_To-do list_.
a – Reproduce the road trip passage, starting with "The first road" and going on through "in Snowflake, Arizona.".
b – Continue the road trip passage from its final sentence.

The first road trip was during Spring Break '96. We sat side-by-side in a pair of bucket seats, black cloth upholstery that was really more of an ashy gray in direct sunlight. A white '91 Thunderbird took us from Champlin, Minnesota down the I35 through Iowa, Missouri, Kansas, Colorado, up and down Pike's Peak. We were exhausted by the time we drove through the painted desert in Utah and finally parked the car in front of a single-story bungalow in the shadow of a mesa in Snowflake, Arizona.
My dad never really said much. As long as I can remember. He'd crack an off-color joke when the right one struck him. He'd mutter a few words about Minnesota winters or the child support he signed over to my mom once a month. We'd spend every other weekend and Wednesday evenings in silence. We filled our mouths with cheeseburgers and soda instead of conversation. Movies and television kept our ears from atrophy.
When it was time to go home, I'd crawl off the center hump of his work van, across the passenger seat that I reluctantly gave up to my sister, and collect a whiskery peck from a mouth that hadn't formed a honest-to-god word all weekend.
That was my Dad's thing. The thing my friends would later mock cautiously with my tacet acceptance. The thing my Mother would lament every so often to us between guilty apologies for the life she'd never wanted for us, but handed us all the same. The thing my sister would scream about from behind her closet door when she'd just had enough of everything. His thing was silence. Or mumblings that no one could quite decode until it was too late to respond. His thing was distance. An emotional embargo.

_Data lines_.
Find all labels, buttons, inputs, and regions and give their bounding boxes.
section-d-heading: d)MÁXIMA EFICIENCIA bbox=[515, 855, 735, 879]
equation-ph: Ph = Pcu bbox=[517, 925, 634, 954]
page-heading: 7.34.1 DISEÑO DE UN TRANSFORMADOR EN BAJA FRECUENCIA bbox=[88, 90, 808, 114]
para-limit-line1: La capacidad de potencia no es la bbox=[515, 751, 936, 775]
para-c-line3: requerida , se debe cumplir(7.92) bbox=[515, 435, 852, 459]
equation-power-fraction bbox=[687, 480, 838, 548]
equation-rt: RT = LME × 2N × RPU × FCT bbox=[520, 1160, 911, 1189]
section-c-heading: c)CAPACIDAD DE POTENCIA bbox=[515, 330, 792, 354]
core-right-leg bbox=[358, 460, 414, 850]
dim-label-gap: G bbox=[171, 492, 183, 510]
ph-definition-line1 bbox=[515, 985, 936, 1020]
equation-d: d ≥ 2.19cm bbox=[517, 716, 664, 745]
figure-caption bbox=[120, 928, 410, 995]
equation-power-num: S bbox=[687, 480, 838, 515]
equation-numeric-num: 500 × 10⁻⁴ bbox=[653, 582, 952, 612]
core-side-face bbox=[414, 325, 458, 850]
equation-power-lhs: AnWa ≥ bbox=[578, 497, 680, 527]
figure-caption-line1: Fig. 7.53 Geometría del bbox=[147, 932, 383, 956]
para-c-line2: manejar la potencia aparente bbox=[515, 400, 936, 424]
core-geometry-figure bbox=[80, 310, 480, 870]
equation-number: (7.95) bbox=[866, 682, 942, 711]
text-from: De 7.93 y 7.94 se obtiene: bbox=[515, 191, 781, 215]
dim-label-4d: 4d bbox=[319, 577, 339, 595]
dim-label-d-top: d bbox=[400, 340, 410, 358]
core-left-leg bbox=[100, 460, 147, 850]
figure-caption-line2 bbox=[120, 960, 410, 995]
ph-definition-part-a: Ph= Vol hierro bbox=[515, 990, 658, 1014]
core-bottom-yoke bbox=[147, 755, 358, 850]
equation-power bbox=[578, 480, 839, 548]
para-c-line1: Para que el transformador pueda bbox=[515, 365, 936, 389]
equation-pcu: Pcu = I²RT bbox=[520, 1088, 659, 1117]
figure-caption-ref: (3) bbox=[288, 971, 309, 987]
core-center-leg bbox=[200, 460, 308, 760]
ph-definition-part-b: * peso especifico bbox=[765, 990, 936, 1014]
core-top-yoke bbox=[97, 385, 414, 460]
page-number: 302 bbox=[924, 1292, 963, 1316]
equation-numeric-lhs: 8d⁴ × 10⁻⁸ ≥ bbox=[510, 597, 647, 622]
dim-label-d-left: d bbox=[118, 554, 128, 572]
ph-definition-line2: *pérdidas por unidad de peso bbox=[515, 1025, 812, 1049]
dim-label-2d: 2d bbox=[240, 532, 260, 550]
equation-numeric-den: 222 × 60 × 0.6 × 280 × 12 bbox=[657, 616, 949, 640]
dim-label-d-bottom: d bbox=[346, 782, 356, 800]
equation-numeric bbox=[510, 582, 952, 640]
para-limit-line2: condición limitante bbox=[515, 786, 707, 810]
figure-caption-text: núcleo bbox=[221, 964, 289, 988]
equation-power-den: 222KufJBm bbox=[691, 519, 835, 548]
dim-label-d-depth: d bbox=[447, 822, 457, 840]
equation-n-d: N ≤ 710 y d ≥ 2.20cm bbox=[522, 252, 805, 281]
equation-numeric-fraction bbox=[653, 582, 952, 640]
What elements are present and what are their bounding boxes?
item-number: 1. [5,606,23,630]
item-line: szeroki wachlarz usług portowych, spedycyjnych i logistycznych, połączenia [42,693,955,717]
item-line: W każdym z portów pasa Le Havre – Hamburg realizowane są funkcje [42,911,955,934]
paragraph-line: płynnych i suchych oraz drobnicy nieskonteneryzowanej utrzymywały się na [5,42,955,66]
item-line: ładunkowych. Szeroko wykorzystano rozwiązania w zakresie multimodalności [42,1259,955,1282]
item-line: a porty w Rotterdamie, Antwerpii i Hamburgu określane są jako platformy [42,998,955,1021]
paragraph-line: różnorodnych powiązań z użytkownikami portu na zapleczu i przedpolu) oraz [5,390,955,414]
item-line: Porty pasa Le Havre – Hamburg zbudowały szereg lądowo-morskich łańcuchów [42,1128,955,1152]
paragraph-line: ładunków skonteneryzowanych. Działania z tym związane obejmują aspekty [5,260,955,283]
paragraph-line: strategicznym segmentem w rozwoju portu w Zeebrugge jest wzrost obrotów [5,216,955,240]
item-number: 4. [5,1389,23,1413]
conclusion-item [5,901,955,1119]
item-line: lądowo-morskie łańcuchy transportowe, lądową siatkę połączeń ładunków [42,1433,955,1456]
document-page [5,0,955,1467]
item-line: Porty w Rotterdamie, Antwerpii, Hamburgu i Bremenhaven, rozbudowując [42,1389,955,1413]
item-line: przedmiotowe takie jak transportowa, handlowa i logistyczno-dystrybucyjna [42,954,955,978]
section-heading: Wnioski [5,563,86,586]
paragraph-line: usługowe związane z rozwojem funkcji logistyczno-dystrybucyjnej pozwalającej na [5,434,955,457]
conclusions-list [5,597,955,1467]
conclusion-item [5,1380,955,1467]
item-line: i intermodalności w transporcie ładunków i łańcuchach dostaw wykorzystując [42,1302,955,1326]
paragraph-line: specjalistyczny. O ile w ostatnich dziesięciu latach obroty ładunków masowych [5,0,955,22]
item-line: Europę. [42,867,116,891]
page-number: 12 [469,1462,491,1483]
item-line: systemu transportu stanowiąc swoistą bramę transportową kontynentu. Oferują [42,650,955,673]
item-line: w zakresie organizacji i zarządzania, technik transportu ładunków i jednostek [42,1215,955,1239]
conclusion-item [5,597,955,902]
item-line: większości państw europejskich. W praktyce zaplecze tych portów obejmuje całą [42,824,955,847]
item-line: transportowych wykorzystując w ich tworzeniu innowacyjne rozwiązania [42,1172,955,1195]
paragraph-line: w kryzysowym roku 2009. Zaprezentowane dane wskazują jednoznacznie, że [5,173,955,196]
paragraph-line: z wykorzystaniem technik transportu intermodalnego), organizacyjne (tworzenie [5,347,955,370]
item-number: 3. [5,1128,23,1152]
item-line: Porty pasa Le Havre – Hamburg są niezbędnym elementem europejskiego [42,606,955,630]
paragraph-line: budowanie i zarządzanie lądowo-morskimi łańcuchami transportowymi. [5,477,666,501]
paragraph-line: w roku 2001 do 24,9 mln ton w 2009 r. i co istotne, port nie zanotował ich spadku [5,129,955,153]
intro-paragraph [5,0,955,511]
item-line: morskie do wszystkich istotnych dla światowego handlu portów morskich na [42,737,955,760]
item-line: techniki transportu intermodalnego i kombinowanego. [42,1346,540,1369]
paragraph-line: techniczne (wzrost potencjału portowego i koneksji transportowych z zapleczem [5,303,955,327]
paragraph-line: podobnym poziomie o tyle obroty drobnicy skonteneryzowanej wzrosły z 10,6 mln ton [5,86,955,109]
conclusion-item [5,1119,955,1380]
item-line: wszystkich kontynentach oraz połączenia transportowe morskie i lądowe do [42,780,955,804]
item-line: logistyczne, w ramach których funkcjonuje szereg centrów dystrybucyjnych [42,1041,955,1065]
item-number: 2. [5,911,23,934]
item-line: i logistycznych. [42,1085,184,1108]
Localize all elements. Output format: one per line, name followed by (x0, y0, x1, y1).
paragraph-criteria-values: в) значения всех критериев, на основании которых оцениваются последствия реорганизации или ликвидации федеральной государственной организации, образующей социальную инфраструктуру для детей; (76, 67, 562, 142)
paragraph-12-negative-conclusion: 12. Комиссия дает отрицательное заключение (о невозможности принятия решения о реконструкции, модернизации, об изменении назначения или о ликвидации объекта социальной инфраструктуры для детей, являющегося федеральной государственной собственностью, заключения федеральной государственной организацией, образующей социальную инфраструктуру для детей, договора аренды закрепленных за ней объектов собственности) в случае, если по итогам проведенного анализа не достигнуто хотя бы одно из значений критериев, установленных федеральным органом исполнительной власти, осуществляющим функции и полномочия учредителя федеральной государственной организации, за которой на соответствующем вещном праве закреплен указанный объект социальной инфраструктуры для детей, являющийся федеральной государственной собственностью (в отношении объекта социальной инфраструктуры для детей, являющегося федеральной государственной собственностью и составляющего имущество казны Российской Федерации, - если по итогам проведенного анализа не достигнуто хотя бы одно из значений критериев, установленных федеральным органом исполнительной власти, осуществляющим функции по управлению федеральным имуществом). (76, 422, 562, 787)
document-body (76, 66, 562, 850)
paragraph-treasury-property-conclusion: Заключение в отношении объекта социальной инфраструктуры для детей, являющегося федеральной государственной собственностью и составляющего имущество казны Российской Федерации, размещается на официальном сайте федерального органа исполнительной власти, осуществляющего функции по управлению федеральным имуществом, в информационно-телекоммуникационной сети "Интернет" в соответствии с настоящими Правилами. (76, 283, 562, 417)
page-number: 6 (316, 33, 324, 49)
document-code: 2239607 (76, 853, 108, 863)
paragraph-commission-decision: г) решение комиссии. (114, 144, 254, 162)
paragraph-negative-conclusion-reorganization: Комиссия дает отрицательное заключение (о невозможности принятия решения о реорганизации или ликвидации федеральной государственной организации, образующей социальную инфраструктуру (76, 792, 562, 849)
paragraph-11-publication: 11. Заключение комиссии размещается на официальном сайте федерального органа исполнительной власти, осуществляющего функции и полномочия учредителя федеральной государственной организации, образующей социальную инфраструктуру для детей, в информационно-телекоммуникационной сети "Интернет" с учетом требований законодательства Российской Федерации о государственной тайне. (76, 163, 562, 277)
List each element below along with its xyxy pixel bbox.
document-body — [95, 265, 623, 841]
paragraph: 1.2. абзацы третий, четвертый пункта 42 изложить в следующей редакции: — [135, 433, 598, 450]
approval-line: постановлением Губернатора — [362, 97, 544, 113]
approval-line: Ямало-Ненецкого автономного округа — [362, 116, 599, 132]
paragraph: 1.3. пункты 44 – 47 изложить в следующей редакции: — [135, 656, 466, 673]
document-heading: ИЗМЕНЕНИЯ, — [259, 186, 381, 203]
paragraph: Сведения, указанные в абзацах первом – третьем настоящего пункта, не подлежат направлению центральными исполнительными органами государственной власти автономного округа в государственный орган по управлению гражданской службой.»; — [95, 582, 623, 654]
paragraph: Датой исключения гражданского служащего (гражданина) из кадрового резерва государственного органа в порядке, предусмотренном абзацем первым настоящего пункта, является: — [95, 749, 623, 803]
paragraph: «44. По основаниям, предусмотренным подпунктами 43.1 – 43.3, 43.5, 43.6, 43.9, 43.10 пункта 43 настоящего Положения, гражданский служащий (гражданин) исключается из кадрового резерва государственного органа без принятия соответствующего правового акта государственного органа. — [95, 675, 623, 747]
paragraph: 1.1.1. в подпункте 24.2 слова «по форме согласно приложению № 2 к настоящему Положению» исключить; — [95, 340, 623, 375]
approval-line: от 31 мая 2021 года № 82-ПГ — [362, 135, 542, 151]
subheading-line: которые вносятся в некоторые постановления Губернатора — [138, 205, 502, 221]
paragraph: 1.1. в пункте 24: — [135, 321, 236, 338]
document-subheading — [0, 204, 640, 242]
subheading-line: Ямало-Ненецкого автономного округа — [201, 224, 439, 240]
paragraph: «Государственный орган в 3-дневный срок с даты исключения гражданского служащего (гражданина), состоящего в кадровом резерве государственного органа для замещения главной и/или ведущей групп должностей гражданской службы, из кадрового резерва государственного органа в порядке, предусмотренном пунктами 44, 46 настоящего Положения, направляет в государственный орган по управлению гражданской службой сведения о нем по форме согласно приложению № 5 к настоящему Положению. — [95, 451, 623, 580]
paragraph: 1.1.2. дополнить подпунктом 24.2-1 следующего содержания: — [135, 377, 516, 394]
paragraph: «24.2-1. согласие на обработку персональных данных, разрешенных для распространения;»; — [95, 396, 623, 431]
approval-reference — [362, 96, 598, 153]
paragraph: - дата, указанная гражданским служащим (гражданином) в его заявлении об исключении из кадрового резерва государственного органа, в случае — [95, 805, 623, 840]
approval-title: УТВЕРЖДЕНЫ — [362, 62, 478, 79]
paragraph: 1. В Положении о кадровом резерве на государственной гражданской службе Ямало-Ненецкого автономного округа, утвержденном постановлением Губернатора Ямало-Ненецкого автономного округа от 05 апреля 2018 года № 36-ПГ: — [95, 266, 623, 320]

_The responses_.
a –
The first road trip was during Spring Break '96. We sat side-by-side in a pair of bucket seats, black cloth upholstery that was really more of an ashy gray in direct sunlight. A white '91 Thunderbird took us from Champlin, Minnesota down the I35 through Iowa, Missouri, Kansas, Colorado, up and down Pike's Peak. We were exhausted by the time we drove through the painted desert in Utah and finally parked the car in front of a single-story bungalow in the shadow of a mesa in Snowflake, Arizona.

b –
He got by on the few words he used, though. If you paid attention, you'd know exactly what he was thinking. What he was feeling, he could express in a deep sigh with more clarity than most people could muster with a megaphone and a soapbox.
When he arched his back against the driver's seat and pushed his arms out straight against the steering wheel, that meant, "Son, today was a long day. I climbed the same ladder 35 times up and 35 times down. Every step was agony. I'm really happy to see you kids, but Christ, I could use a beer and a good long nap."
When we got to the two-bedroom trailer with warped paneling that made the place just a shade lighter than a dark room, he'd fold himself in to a sitting position on the couch and twirl a patch of dark hair between his fingers. When he did that, it meant, "When you're my age, boy, you'll understand. God forbid."
He slept on the living room couch, relinquishing the master bedroom and its water-bed to my sister, while I slept in a small second bedroom that, now that I think about it, might have been a large storage area that he managed to squeeze a twin bed in to.
I look at him now and I wonder if sleeping on that couch didn't shave more than a few years off the old man's clock. I've spent more than my share of nights on a couch of my own and I sometimes wonder the same about myself, but we'll get to that a little later on.
When I say he was quiet, silent even, it's an exaggeration, but not by much. Like I said, he'd mumble and mutter under his breath. He'd sigh and groan like he was just another loose board beneath the old couch he slept on. But he'd laugh too and it was a good laugh. Not from the belly or even from the chest. I wouldn't call it mirthless, but it did have a certain ethereal quality to it. Like there was no air to it. No breath. It was all in the head and a smile that you'd have to be quick to get a good look at. It was in the eyes and the cheeks.
The way our faces are built in this family, there's a lot there. A lot of mountains and valleys and shadows. Big, flat noses and plump bottom lips. Broad foreheads and round chins. I can't say for sure, but that socks-on-the-ears thing, I gotta believe that one of my ancestors was responsible for that the first time.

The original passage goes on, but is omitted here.